=== Material for this task ===

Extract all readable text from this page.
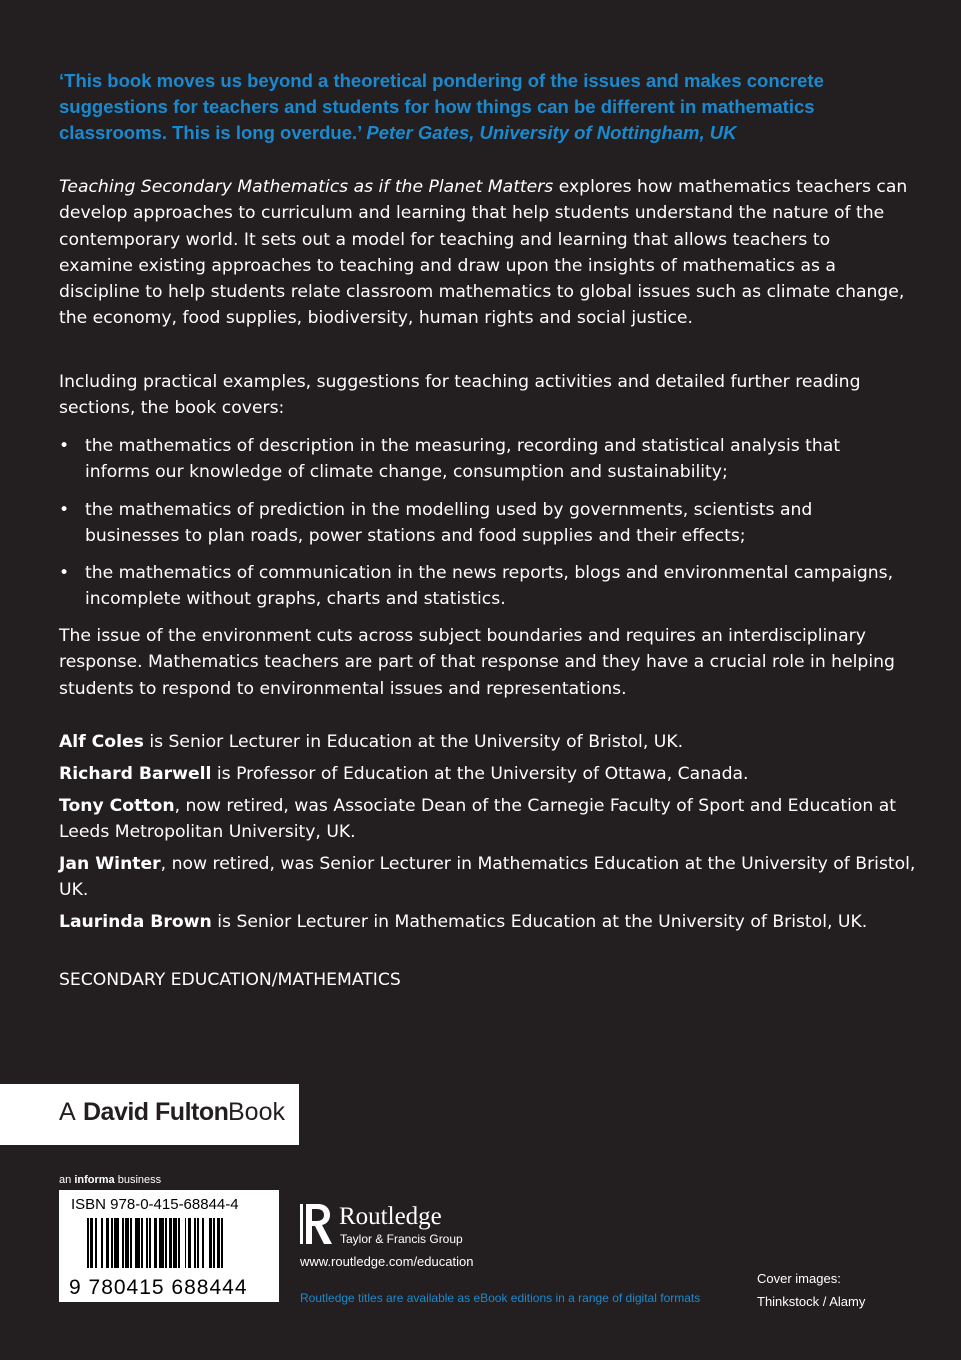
‘This book moves us beyond a theoretical pondering of the issues and makes concrete suggestions for teachers and students for how things can be different in mathematics classrooms. This is long overdue.’ Peter Gates, University of Nottingham, UK

Teaching Secondary Mathematics as if the Planet Matters explores how mathematics teachers can develop approaches to curriculum and learning that help students understand the nature of the contemporary world. It sets out a model for teaching and learning that allows teachers to examine existing approaches to teaching and draw upon the insights of mathematics as a discipline to help students relate classroom mathematics to global issues such as climate change, the economy, food supplies, biodiversity, human rights and social justice.

Including practical examples, suggestions for teaching activities and detailed further reading sections, the book covers:

• the mathematics of description in the measuring, recording and statistical analysis that informs our knowledge of climate change, consumption and sustainability;
• the mathematics of prediction in the modelling used by governments, scientists and businesses to plan roads, power stations and food supplies and their effects;
• the mathematics of communication in the news reports, blogs and environmental campaigns, incomplete without graphs, charts and statistics.

The issue of the environment cuts across subject boundaries and requires an interdisciplinary response. Mathematics teachers are part of that response and they have a crucial role in helping students to respond to environmental issues and representations.

Alf Coles is Senior Lecturer in Education at the University of Bristol, UK.

Richard Barwell is Professor of Education at the University of Ottawa, Canada.

Tony Cotton, now retired, was Associate Dean of the Carnegie Faculty of Sport and Education at Leeds Metropolitan University, UK.

Jan Winter, now retired, was Senior Lecturer in Mathematics Education at the University of Bristol, UK.

Laurinda Brown is Senior Lecturer in Mathematics Education at the University of Bristol, UK.

SECONDARY EDUCATION/MATHEMATICS
A David Fulton Book
an informa business
ISBN 978-0-415-68844-4
9 780415 688444
Routledge
Taylor & Francis Group
www.routledge.com/education
Routledge titles are available as eBook editions in a range of digital formats
Cover images:
Thinkstock / Alamy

=== What needs to be done ===
Give every record again exactly, apart from the pictures, which stay out.

=== Complete output ===
Extract all readable text from this page.
‘This book moves us beyond a theoretical pondering of the issues and makes concrete suggestions for teachers and students for how things can be different in mathematics classrooms. This is long overdue.’ Peter Gates, University of Nottingham, UK

Teaching Secondary Mathematics as if the Planet Matters explores how mathematics teachers can develop approaches to curriculum and learning that help students understand the nature of the contemporary world. It sets out a model for teaching and learning that allows teachers to examine existing approaches to teaching and draw upon the insights of mathematics as a discipline to help students relate classroom mathematics to global issues such as climate change, the economy, food supplies, biodiversity, human rights and social justice.

Including practical examples, suggestions for teaching activities and detailed further reading sections, the book covers:

• the mathematics of description in the measuring, recording and statistical analysis that informs our knowledge of climate change, consumption and sustainability;
• the mathematics of prediction in the modelling used by governments, scientists and businesses to plan roads, power stations and food supplies and their effects;
• the mathematics of communication in the news reports, blogs and environmental campaigns, incomplete without graphs, charts and statistics.

The issue of the environment cuts across subject boundaries and requires an interdisciplinary response. Mathematics teachers are part of that response and they have a crucial role in helping students to respond to environmental issues and representations.

Alf Coles is Senior Lecturer in Education at the University of Bristol, UK.

Richard Barwell is Professor of Education at the University of Ottawa, Canada.

Tony Cotton, now retired, was Associate Dean of the Carnegie Faculty of Sport and Education at Leeds Metropolitan University, UK.

Jan Winter, now retired, was Senior Lecturer in Mathematics Education at the University of Bristol, UK.

Laurinda Brown is Senior Lecturer in Mathematics Education at the University of Bristol, UK.

SECONDARY EDUCATION/MATHEMATICS
A David Fulton Book
an informa business
ISBN 978-0-415-68844-4
9 780415 688444
Routledge
Taylor & Francis Group
www.routledge.com/education
Routledge titles are available as eBook editions in a range of digital formats
Cover images:
Thinkstock / Alamy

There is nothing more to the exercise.